Data entries:
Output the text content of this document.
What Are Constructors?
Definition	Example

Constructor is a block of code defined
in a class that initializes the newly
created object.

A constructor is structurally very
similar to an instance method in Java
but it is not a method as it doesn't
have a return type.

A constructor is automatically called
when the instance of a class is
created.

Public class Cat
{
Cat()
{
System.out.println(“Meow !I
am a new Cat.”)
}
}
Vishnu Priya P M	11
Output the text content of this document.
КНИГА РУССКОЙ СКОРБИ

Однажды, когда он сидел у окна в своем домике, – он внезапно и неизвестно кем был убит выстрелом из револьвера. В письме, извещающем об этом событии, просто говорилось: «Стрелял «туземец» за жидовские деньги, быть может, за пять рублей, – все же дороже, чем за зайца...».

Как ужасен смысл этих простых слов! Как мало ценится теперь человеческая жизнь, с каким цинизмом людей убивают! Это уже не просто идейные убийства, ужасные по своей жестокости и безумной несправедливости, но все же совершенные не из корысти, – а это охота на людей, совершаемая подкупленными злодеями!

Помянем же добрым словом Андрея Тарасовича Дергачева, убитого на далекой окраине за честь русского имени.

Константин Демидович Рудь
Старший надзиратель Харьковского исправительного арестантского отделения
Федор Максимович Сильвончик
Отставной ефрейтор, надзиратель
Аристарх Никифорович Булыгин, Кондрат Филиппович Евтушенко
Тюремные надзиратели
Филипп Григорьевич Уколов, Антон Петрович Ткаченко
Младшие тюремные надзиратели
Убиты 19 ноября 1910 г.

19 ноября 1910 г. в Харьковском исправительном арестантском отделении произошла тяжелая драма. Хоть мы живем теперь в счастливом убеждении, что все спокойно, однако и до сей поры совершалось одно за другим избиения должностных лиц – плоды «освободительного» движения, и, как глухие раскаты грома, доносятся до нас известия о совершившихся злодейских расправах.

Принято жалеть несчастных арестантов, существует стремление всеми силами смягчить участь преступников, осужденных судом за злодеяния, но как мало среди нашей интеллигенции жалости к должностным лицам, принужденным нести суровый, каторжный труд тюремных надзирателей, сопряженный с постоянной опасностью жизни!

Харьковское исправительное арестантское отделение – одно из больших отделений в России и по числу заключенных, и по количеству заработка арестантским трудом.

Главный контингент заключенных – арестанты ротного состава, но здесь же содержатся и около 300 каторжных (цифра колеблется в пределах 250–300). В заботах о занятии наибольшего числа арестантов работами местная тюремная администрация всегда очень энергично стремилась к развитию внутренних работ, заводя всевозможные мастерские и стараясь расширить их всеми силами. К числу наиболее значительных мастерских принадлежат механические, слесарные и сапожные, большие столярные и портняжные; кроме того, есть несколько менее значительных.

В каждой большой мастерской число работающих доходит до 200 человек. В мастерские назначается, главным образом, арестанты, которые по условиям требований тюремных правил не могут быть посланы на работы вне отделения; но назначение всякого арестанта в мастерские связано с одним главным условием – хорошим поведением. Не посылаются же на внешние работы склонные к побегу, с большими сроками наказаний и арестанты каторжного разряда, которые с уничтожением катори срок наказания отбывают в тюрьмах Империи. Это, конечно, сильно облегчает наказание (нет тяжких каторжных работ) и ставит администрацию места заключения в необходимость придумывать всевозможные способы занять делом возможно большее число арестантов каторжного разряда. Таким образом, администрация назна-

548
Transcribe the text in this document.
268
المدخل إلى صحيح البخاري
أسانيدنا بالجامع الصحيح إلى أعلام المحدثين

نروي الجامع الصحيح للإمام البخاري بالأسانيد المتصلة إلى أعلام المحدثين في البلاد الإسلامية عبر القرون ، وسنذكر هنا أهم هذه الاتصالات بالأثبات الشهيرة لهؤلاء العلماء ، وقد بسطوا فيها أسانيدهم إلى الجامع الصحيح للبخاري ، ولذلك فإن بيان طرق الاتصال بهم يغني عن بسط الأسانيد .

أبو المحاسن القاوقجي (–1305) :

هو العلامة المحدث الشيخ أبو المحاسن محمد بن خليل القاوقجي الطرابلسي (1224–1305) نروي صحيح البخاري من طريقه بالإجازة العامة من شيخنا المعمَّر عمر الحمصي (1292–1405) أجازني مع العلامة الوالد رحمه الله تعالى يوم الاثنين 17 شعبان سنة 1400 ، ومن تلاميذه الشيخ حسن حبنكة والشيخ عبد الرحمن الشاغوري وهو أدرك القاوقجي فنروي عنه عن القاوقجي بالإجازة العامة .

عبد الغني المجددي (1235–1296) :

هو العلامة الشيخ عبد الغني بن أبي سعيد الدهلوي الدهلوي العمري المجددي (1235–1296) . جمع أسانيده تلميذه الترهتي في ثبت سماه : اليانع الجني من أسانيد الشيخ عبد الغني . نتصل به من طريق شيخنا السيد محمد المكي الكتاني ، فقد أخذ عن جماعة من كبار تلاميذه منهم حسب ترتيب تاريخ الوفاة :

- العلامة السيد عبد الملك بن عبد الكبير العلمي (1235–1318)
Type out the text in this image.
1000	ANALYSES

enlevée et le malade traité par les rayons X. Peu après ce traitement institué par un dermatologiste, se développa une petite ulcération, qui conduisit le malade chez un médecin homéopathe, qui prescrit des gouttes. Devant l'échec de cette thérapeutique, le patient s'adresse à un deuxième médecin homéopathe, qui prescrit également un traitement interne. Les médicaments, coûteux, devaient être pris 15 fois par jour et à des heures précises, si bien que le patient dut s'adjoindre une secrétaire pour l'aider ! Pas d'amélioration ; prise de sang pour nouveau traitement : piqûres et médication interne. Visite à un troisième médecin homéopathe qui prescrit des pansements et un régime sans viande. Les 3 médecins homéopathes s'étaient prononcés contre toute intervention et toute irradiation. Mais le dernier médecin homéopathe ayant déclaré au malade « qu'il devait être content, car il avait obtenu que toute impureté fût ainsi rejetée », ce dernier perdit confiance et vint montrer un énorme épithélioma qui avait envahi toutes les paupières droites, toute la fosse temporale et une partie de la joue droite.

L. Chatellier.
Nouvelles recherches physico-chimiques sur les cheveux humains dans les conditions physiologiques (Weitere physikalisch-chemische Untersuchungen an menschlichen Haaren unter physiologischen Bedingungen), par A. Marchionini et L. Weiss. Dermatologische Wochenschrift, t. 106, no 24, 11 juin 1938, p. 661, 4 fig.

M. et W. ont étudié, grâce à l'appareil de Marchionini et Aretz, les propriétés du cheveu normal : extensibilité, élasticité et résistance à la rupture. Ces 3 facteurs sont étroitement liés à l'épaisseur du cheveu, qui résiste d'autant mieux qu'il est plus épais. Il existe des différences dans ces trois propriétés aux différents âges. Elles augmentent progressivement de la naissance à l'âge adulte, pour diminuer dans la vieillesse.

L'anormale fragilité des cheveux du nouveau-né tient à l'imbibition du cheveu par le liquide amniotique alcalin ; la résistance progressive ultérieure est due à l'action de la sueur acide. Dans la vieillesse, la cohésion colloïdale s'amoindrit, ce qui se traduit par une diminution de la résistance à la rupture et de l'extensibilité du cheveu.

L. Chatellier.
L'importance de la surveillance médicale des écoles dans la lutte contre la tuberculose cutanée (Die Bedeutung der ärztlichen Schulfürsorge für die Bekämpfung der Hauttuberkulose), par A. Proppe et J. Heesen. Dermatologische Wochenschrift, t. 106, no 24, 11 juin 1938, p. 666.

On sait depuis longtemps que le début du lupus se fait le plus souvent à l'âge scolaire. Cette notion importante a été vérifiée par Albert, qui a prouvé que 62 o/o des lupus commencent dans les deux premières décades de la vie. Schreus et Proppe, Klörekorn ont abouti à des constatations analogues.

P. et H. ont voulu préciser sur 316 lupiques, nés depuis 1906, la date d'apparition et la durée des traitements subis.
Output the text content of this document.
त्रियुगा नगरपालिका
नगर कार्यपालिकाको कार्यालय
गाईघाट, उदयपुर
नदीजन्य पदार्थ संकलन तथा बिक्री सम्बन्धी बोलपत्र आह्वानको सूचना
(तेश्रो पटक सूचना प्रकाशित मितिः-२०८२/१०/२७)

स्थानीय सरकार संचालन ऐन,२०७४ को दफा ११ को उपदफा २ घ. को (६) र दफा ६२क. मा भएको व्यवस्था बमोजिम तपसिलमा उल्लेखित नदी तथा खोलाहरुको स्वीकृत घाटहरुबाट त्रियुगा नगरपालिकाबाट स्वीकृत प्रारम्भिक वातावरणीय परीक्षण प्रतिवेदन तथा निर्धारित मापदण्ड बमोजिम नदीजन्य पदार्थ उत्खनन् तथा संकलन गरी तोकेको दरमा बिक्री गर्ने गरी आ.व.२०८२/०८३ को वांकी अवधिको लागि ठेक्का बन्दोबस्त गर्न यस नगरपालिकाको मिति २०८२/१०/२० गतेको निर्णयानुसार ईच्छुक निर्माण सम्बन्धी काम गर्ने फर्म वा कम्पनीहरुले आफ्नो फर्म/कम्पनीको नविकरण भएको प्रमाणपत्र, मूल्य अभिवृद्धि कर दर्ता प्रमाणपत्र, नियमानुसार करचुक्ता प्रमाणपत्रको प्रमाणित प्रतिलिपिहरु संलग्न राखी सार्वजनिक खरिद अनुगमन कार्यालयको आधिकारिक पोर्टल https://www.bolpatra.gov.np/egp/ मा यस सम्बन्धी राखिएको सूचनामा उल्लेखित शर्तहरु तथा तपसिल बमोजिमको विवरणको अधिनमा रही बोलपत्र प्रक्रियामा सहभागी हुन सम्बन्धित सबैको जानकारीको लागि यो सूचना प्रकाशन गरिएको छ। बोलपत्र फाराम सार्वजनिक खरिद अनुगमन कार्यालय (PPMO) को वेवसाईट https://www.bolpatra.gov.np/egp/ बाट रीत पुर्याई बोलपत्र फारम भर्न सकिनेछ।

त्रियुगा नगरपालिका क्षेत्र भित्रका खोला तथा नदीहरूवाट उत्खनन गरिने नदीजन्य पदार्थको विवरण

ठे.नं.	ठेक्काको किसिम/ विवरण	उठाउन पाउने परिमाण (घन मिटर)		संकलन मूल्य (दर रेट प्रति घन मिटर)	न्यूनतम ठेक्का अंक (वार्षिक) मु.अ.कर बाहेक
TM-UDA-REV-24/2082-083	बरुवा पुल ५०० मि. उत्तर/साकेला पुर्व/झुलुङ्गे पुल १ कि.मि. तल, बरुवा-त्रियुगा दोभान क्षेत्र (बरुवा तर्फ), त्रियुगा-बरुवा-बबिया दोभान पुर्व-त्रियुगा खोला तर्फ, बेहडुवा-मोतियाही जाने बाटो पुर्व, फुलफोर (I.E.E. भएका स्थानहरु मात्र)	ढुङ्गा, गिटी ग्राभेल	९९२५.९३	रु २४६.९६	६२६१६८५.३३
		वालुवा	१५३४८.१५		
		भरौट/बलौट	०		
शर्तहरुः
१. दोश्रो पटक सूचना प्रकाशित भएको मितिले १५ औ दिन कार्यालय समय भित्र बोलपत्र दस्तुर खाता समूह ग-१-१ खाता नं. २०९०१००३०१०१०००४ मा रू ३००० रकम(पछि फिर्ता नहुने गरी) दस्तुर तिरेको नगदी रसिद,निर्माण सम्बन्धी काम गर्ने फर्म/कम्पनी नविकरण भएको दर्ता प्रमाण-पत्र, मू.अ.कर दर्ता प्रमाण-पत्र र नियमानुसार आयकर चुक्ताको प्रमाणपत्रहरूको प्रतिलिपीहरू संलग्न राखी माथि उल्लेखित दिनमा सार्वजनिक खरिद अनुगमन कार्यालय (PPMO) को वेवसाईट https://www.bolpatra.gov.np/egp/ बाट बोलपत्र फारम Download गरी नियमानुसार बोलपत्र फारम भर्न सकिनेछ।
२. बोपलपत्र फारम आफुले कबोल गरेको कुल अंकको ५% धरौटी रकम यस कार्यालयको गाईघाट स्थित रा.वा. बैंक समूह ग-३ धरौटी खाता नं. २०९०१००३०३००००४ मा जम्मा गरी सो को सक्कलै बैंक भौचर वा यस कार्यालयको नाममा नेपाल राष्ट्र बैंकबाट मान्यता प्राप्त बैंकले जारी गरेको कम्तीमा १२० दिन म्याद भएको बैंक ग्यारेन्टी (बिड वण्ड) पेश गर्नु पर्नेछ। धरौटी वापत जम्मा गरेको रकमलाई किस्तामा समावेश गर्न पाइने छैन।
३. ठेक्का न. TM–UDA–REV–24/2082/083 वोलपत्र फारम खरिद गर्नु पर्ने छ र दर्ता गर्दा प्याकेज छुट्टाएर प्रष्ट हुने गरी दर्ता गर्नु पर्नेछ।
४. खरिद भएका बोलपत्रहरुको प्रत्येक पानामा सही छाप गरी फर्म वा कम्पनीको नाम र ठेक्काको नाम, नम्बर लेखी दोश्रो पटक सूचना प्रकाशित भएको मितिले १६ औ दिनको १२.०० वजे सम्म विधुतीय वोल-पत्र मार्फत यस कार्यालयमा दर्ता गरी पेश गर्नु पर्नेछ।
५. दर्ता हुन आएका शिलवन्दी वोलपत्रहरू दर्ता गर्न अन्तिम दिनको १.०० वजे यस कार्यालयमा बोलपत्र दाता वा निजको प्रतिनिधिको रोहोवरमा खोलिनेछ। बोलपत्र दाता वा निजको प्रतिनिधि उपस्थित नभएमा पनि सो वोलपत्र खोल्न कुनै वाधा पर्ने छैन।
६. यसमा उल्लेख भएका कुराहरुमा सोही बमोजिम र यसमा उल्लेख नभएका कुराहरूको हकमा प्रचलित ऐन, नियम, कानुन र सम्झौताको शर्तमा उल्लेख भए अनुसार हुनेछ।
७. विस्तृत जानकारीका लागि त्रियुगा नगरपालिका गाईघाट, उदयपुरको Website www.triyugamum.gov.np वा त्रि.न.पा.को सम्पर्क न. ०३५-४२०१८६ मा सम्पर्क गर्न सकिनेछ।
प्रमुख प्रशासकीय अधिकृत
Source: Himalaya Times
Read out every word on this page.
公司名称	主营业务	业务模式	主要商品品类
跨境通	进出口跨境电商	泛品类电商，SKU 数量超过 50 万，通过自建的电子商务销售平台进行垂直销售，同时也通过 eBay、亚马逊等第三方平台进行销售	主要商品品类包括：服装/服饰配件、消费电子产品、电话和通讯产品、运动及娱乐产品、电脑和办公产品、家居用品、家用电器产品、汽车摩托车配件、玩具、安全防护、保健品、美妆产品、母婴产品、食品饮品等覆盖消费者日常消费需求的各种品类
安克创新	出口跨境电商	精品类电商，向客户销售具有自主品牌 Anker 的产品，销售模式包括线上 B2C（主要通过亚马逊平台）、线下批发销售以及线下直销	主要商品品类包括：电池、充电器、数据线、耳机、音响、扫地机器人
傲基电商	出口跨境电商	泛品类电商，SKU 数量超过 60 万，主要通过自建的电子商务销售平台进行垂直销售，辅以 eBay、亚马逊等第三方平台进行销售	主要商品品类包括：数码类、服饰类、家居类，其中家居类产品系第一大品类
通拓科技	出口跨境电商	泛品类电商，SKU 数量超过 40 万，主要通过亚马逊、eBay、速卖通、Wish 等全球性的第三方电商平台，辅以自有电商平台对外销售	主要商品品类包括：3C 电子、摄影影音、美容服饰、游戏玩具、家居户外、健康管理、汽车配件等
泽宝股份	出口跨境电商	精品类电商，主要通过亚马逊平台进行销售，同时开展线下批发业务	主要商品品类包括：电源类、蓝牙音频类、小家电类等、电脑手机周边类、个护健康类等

### THE PROBLEM
Find the line that contains "Read out every word on this page." in the listing above. Retype it and every line after it up to the last, exactly, and nothing else.

### TASK RESULT
Read out every word on this page.
公司名称	主营业务	业务模式	主要商品品类
跨境通	进出口跨境电商	泛品类电商，SKU 数量超过 50 万，通过自建的电子商务销售平台进行垂直销售，同时也通过 eBay、亚马逊等第三方平台进行销售	主要商品品类包括：服装/服饰配件、消费电子产品、电话和通讯产品、运动及娱乐产品、电脑和办公产品、家居用品、家用电器产品、汽车摩托车配件、玩具、安全防护、保健品、美妆产品、母婴产品、食品饮品等覆盖消费者日常消费需求的各种品类
安克创新	出口跨境电商	精品类电商，向客户销售具有自主品牌 Anker 的产品，销售模式包括线上 B2C（主要通过亚马逊平台）、线下批发销售以及线下直销	主要商品品类包括：电池、充电器、数据线、耳机、音响、扫地机器人
傲基电商	出口跨境电商	泛品类电商，SKU 数量超过 60 万，主要通过自建的电子商务销售平台进行垂直销售，辅以 eBay、亚马逊等第三方平台进行销售	主要商品品类包括：数码类、服饰类、家居类，其中家居类产品系第一大品类
通拓科技	出口跨境电商	泛品类电商，SKU 数量超过 40 万，主要通过亚马逊、eBay、速卖通、Wish 等全球性的第三方电商平台，辅以自有电商平台对外销售	主要商品品类包括：3C 电子、摄影影音、美容服饰、游戏玩具、家居户外、健康管理、汽车配件等
泽宝股份	出口跨境电商	精品类电商，主要通过亚马逊平台进行销售，同时开展线下批发业务	主要商品品类包括：电源类、蓝牙音频类、小家电类等、电脑手机周边类、个护健康类等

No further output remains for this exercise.